#### [Okuma parçası]

Karım bir konferans için yarın şehir dışına çıkacak. Önümüzdeki beş gün ikizlerimizle tek başıma geçirdiğim en uzun zaman olacak. Dört yaşına geldiler bile kızlarım ama ilk kez onlarla kimsenin desteğini almadan başbaşa kalacağım.

Şu anda karımın ne yapmam gerektiğiyle ilgili notlarla evin bütün duvarlarını doldurduğunu, bir yandan dört gün boyunca yiyeceğimiz yemekleri hazırlayıp buzdolabına yerleştirirken, diğer yandan sürekli bir şeyler anlatarak ortalığı telaşa verdiğini düşünüyorsanız yanılıyorsunuz. Evde çocuk bakımının büyük bir kısmını zaten üstlenmiş durumdayım ve bunu yaparken herşeyi olabilecek en basit şekliyle düşünmekten yana oldum hep. Dolayısıyla kendi ebeveynlik tarzımı “aşırı-sadeleştirilmiş ebeveynlik” şeklinde adlandırabilirim. Fakat okuduğum yeni bir kitaptan sonra, bu tarzın kendi icadım olmadığını da öğrenmiş durumdayım.

Vaktinin büyük bir çoğunluğunu evde geçiren bir babayım. Eşim kızlarımız doğduktan dört ay sonra çalışmaya başladı. İlk yıl çocuk gelişimiyle ilgili birkaç kitap okudum. Özellikle de uyku eğitimi ve ebeveynlik tarzları konusuna eğildim. Fakat kızlar büyüdükçe ve onların mutlu ve sağlıklı olduğunu gördükçe içim rahatladı ve o kitapları okumayı bıraktım. Bugünlerde sürekli ebeveyn bloglarını ve çocukların hayal güçlerini nasıl zenginleştirebileceğimizi söyleyen karmakarışık makaleleri okuyorum. Bütün o fotoğraflar ve anlatılar arasında gözlerim sürekli sahici bir şeyler arıyor ve genellikle bulamıyorum.

Ebeveynlik el kitaplarına ilgimi kaybetmeme rağmen, son zamanlarda yayınlanmış bir kitap adıyla dikkatimi çekti. Birçok insan gibi, kendi fikirlerimi destekleyen kitapları okumaktan hoşlanırım, zaten kitabın başlığı da bu yüzden gözüme çarptı: “Minimalist Parenting” (Minimalist Ebeveynlik). Christine Koh ve Asha Dornfest tarafından kaleme alınmış. Hiçbir şey insanın içini “doğru yoldasın” diyen bir kitap kadar rahatlatmıyor.

Sayfa düzeni öğesi notları
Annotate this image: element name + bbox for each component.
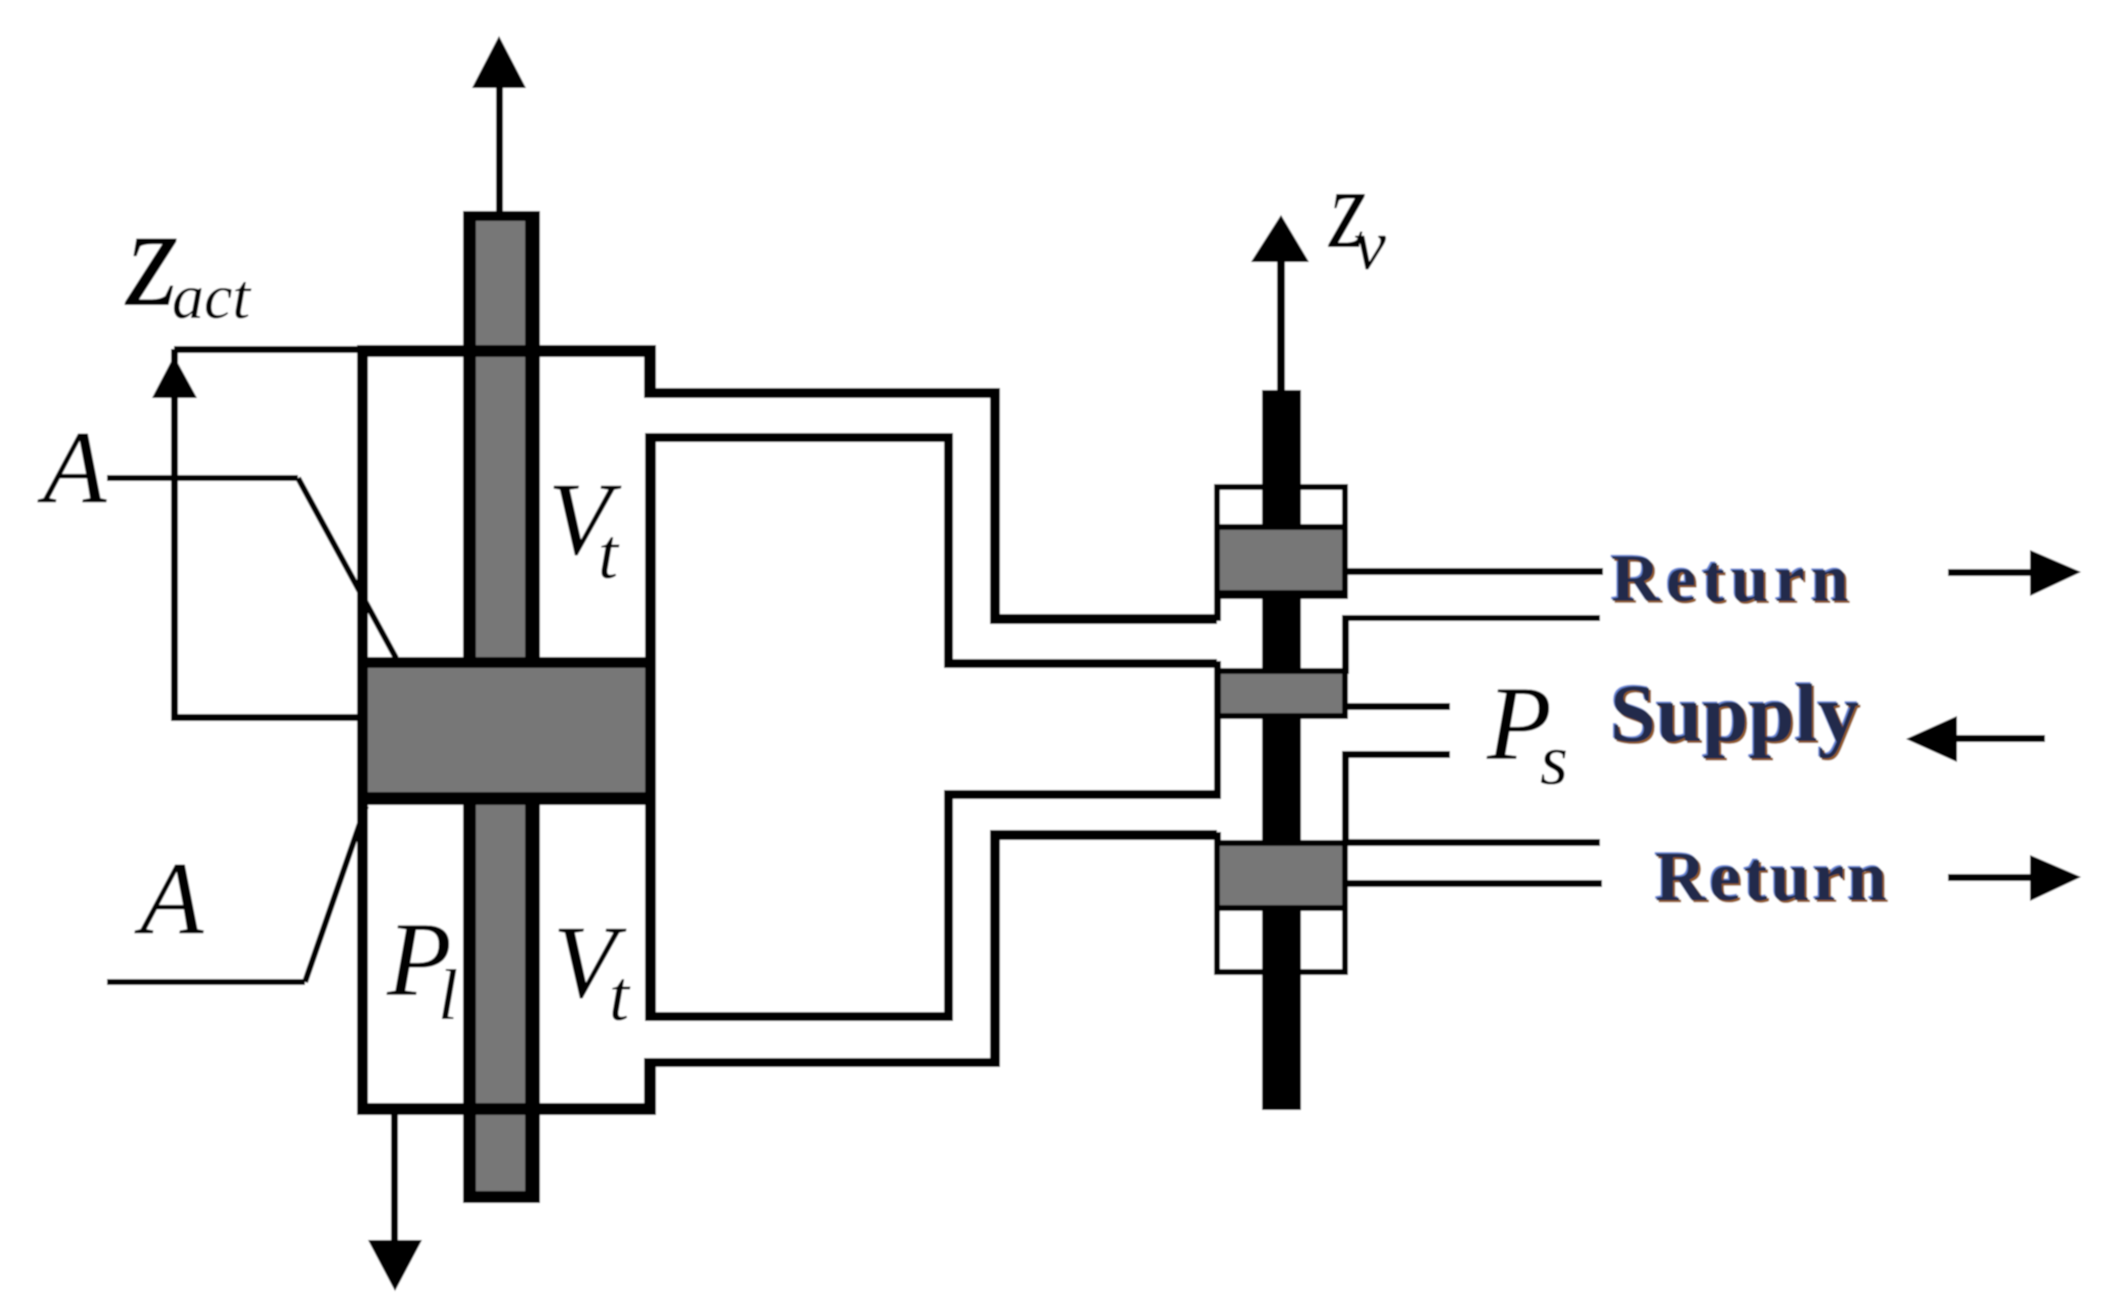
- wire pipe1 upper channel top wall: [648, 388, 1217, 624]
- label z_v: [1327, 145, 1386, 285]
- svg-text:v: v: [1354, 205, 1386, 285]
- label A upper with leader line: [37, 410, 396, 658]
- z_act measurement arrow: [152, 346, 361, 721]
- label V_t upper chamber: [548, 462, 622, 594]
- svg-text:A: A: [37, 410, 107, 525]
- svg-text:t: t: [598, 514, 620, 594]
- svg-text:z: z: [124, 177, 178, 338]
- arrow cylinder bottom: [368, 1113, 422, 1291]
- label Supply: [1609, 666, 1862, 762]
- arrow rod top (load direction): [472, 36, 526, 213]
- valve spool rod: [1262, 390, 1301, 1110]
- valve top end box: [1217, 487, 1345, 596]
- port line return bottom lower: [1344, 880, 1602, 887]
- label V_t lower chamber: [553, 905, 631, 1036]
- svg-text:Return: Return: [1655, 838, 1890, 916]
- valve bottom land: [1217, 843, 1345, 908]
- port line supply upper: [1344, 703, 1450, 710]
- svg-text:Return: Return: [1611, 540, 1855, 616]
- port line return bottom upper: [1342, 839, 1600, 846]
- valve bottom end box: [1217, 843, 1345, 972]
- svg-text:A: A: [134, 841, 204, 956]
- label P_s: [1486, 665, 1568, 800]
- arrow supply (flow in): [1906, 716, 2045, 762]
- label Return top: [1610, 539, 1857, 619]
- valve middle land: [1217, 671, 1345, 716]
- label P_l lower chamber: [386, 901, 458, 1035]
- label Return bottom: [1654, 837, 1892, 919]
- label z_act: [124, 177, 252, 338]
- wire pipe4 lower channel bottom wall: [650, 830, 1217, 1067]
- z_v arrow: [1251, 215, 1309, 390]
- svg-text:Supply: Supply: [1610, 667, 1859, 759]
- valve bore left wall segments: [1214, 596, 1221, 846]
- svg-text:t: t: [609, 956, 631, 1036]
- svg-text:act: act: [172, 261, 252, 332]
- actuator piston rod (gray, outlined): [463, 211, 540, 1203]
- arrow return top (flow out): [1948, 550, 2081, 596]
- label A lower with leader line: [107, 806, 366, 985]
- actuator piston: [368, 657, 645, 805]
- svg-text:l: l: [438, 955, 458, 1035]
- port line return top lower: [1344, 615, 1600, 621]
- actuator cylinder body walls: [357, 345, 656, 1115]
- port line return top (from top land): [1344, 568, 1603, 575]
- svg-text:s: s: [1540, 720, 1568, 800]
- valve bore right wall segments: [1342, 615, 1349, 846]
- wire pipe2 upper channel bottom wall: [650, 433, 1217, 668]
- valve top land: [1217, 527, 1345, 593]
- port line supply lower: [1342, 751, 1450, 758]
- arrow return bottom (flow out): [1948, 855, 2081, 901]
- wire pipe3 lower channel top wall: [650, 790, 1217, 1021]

#### [Yapılacak iş]
Aşağıdaki üç ifade okuma parçasıyla uyuşuyor mu? Her birine evet ya da hayır deyin ve bunu belirleyen sözleri parçadan hiç değiştirmeden alıntılayın.
1. Anlatıcının kızları dört yaşındadır.
2. Anlatıcının eşi, kızlar doğduktan bir yıl sonra çalışmaya başlamıştır.
3. "Minimalist Parenting" kitabını Christine Koh tek başına yazmıştır.

#### [Doğru cevap]
1. Evet: "Dört yaşına geldiler bile kızlarım"
2. Hayır: "Eşim kızlarımız doğduktan dört ay sonra çalışmaya başladı."
3. Hayır: "Christine Koh ve Asha Dornfest tarafından kaleme alınmış."